◆ **What this task involves**
Extract the lines that carry the string "designers" from the listing.

◆ **Material shown**
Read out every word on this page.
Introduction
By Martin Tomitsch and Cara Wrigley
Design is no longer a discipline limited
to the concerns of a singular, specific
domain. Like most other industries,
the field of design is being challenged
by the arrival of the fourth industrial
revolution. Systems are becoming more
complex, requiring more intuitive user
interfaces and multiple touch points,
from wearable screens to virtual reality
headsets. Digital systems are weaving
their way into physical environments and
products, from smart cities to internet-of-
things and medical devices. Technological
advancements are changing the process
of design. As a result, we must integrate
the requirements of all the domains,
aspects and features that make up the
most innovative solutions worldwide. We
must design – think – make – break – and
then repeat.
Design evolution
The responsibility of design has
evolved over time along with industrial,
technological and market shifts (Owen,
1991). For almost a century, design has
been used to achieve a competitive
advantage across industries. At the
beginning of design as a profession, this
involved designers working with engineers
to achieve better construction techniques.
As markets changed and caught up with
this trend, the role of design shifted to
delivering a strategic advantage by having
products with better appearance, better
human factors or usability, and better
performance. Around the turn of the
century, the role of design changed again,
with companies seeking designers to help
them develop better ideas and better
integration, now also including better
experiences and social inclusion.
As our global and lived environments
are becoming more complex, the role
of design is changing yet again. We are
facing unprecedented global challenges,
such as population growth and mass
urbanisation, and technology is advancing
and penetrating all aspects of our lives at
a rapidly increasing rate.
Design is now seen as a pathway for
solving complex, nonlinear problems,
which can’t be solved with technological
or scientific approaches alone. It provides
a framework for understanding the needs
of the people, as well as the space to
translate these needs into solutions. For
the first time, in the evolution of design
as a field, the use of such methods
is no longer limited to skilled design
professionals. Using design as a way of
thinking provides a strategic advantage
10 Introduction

◆ **Written reply**
involved designers working with engineers
with companies seeking designers to help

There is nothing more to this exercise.